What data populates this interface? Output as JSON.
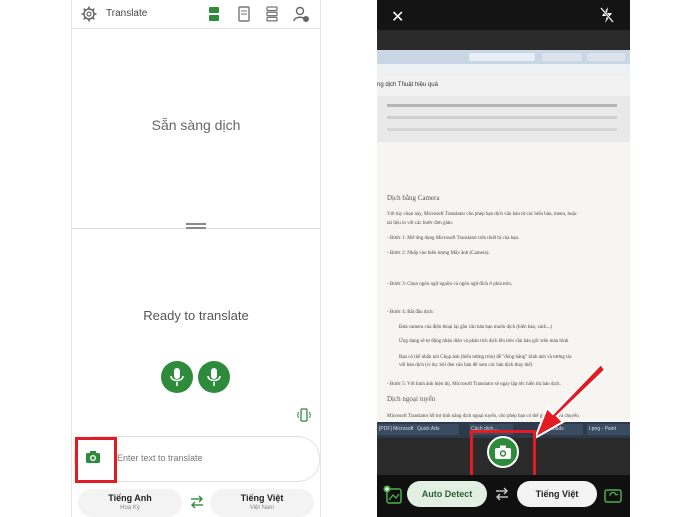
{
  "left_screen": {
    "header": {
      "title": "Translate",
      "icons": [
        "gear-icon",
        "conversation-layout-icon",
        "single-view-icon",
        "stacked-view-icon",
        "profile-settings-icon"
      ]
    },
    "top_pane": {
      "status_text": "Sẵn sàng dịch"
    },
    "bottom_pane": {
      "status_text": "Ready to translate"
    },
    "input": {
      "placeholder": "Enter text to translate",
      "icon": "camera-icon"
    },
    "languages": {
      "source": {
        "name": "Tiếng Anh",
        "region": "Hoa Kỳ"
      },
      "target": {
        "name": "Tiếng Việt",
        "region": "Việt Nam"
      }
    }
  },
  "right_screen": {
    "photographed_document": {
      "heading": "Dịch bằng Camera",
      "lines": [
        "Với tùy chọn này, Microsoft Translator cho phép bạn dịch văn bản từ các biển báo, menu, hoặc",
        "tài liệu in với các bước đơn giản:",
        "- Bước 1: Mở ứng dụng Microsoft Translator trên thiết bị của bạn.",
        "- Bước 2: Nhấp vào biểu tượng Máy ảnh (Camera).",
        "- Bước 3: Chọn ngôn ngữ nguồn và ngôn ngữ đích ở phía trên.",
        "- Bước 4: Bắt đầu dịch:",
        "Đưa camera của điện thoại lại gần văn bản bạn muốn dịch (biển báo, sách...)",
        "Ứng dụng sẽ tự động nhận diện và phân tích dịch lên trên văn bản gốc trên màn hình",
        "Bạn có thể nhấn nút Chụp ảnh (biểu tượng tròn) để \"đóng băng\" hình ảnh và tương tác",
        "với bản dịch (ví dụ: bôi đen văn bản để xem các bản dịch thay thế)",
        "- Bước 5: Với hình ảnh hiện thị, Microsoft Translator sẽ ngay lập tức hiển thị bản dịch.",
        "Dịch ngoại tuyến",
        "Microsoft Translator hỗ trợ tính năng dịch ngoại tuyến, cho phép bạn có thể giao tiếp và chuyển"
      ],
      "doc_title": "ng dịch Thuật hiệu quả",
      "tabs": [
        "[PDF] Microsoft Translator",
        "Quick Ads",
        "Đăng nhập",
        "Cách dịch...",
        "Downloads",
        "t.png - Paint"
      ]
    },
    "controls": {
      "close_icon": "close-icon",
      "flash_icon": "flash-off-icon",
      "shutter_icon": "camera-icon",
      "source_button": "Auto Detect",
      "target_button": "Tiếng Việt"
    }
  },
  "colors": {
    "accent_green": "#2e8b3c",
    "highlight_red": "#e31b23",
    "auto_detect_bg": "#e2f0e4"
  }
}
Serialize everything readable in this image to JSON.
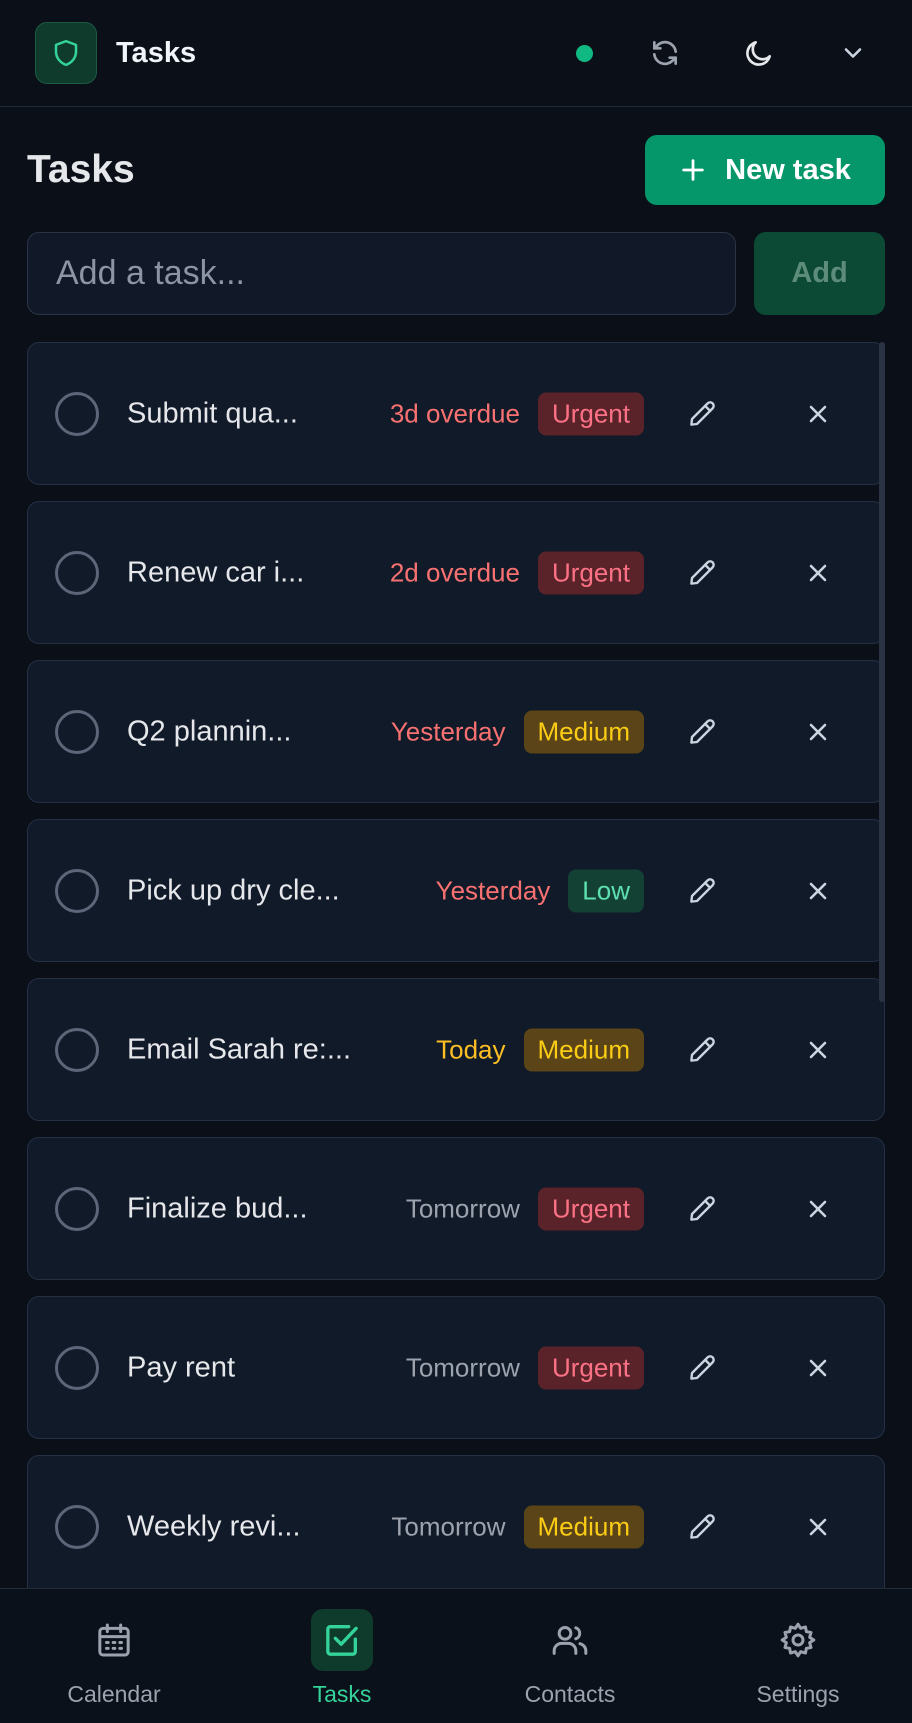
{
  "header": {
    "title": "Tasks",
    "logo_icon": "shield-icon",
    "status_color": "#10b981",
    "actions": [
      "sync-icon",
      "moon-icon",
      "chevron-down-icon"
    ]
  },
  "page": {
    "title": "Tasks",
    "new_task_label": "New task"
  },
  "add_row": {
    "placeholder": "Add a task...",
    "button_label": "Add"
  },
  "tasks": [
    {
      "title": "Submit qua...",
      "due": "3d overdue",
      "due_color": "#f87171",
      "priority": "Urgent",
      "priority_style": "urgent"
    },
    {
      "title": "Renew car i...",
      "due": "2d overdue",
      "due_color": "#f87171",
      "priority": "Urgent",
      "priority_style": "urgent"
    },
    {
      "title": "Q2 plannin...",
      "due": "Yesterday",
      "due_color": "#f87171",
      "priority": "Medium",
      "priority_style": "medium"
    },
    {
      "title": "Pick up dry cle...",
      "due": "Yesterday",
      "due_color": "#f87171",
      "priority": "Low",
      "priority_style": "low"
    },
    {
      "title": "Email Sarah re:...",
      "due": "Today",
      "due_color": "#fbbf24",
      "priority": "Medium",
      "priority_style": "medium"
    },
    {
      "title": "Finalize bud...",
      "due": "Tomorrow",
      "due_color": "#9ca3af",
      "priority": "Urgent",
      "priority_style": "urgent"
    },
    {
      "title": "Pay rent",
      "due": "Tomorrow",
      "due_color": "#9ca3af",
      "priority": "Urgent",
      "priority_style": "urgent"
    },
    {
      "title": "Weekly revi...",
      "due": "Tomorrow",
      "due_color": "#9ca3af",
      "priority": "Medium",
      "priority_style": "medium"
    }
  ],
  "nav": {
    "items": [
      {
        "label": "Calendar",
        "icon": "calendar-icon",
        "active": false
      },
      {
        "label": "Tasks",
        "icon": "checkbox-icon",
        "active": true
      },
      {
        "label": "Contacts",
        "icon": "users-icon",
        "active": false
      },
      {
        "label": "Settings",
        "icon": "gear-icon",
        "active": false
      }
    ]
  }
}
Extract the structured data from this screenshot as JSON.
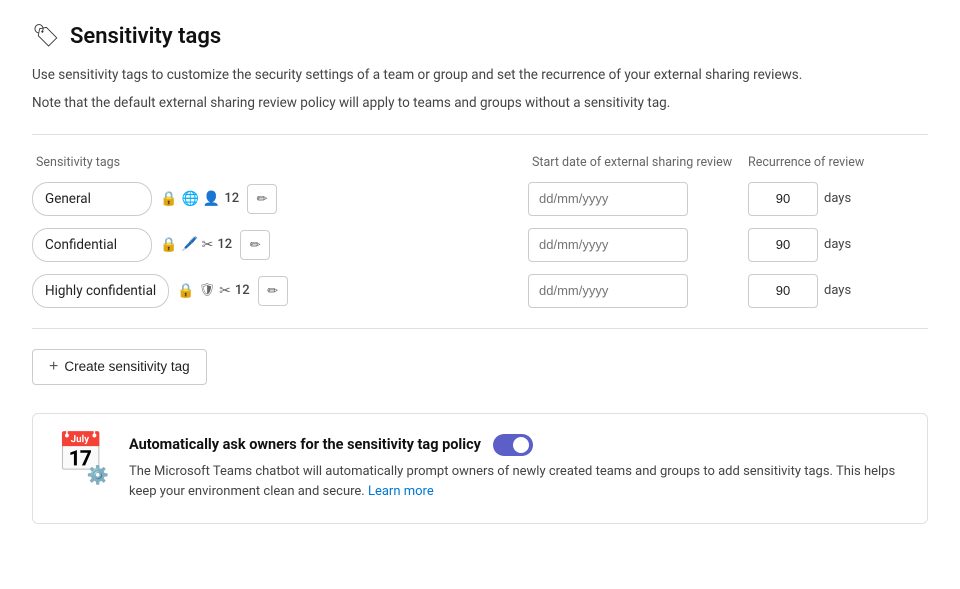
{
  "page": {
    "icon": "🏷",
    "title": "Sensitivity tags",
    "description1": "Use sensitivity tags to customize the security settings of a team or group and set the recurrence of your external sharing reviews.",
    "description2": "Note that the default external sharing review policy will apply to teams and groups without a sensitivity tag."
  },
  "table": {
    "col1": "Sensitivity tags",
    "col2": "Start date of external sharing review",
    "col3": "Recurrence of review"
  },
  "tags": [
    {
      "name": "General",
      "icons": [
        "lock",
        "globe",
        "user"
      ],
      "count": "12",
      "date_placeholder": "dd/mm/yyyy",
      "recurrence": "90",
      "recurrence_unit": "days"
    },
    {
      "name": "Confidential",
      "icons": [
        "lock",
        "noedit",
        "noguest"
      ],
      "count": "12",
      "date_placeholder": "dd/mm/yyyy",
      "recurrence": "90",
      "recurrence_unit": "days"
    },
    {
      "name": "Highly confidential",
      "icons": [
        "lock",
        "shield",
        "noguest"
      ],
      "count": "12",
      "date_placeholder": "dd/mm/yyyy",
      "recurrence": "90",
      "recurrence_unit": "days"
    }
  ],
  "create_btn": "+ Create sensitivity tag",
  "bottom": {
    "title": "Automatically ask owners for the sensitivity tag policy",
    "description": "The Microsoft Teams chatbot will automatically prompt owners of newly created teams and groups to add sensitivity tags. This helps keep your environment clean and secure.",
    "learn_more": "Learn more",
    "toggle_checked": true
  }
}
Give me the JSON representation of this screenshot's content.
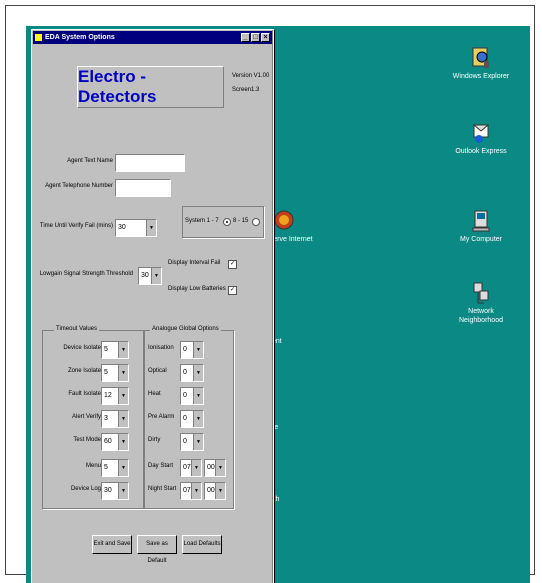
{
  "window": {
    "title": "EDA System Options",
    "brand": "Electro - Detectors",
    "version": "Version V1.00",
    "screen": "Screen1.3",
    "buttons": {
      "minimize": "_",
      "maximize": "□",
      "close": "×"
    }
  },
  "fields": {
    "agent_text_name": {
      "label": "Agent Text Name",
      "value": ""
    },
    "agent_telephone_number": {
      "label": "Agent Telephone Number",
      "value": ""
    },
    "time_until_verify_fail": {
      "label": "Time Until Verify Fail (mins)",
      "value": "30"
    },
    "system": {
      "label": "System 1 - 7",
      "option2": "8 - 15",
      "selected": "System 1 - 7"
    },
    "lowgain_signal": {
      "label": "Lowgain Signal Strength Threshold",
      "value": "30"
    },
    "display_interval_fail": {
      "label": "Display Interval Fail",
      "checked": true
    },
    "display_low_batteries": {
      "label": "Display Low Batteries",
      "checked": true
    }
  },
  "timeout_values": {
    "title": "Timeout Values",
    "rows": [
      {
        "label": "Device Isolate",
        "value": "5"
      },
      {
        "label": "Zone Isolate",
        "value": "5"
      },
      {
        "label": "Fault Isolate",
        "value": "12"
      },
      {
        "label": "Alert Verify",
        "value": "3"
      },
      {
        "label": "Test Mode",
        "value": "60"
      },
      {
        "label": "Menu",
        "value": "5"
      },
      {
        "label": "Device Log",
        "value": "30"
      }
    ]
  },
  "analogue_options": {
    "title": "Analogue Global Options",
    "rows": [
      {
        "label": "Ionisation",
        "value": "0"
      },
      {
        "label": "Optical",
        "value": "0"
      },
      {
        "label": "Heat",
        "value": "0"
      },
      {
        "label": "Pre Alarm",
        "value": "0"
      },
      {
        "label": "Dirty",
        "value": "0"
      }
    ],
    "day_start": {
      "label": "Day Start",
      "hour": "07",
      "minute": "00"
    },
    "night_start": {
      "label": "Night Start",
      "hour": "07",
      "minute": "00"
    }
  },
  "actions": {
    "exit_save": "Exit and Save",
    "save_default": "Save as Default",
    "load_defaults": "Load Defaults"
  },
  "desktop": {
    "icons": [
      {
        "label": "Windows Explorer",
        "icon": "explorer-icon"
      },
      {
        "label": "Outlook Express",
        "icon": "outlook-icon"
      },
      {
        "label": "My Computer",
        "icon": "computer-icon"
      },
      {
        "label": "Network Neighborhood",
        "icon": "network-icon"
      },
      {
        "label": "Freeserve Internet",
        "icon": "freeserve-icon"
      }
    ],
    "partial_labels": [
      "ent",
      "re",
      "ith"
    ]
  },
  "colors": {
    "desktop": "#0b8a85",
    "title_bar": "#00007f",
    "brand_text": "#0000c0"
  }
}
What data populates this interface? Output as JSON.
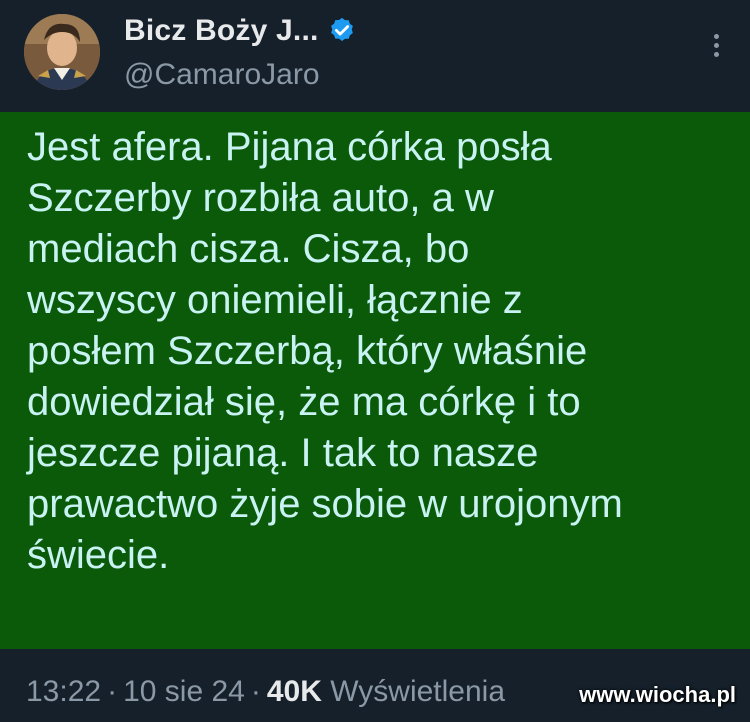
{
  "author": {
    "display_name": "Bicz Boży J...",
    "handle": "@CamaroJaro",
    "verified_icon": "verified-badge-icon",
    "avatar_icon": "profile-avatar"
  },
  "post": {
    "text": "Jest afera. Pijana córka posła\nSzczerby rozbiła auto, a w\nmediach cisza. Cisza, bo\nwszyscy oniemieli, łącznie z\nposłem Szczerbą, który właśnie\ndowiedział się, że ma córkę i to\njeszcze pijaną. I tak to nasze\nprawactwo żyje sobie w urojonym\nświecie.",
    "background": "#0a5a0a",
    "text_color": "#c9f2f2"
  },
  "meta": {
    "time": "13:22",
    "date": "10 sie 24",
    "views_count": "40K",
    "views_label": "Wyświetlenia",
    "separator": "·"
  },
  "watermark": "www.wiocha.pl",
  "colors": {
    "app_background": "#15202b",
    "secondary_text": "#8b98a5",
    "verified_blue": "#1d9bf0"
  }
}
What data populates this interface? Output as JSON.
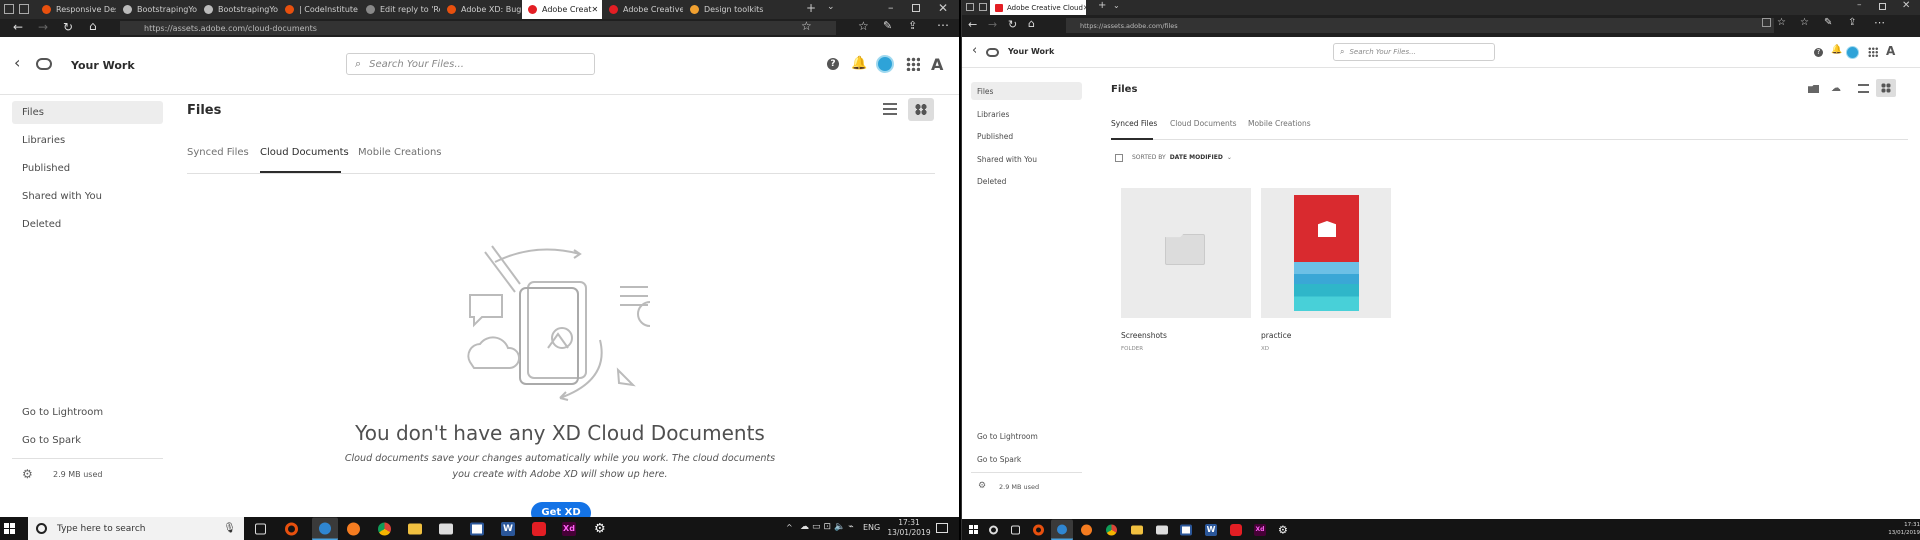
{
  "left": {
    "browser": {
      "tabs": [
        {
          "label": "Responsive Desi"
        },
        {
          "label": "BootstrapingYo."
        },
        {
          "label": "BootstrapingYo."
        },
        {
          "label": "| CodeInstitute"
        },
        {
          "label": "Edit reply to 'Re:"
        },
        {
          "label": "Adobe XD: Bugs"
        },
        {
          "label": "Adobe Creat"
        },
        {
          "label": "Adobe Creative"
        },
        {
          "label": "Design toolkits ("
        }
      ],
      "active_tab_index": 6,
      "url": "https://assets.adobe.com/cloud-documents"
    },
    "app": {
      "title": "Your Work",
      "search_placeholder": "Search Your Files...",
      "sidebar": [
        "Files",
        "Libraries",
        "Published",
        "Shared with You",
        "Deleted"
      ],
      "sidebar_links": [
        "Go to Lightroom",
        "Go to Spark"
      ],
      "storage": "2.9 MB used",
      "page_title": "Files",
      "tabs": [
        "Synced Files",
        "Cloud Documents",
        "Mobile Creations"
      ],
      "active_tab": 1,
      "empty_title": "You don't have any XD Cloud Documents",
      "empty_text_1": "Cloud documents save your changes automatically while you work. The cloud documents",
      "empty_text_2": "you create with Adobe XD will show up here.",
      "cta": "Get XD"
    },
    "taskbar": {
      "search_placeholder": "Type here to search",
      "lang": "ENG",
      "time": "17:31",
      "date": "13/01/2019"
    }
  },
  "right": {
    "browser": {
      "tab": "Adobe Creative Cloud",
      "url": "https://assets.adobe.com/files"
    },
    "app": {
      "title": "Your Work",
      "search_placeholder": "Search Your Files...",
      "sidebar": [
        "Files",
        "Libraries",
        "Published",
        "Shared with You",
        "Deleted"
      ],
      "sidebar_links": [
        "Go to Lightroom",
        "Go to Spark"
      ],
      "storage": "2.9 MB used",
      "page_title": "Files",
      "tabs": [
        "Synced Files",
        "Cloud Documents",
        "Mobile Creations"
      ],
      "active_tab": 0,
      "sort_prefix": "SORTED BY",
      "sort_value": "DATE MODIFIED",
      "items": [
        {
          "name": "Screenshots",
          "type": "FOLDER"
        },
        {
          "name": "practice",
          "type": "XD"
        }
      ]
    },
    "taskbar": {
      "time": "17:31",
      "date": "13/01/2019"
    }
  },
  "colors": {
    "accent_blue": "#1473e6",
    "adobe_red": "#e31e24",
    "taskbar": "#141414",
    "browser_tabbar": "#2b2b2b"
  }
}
::::::
JOB
Copy out each line of the records that holds the string "profile".

WRITTEN RESPONSE
        "profile-settings-icon"
    "avatar_icon": "profile-avatar"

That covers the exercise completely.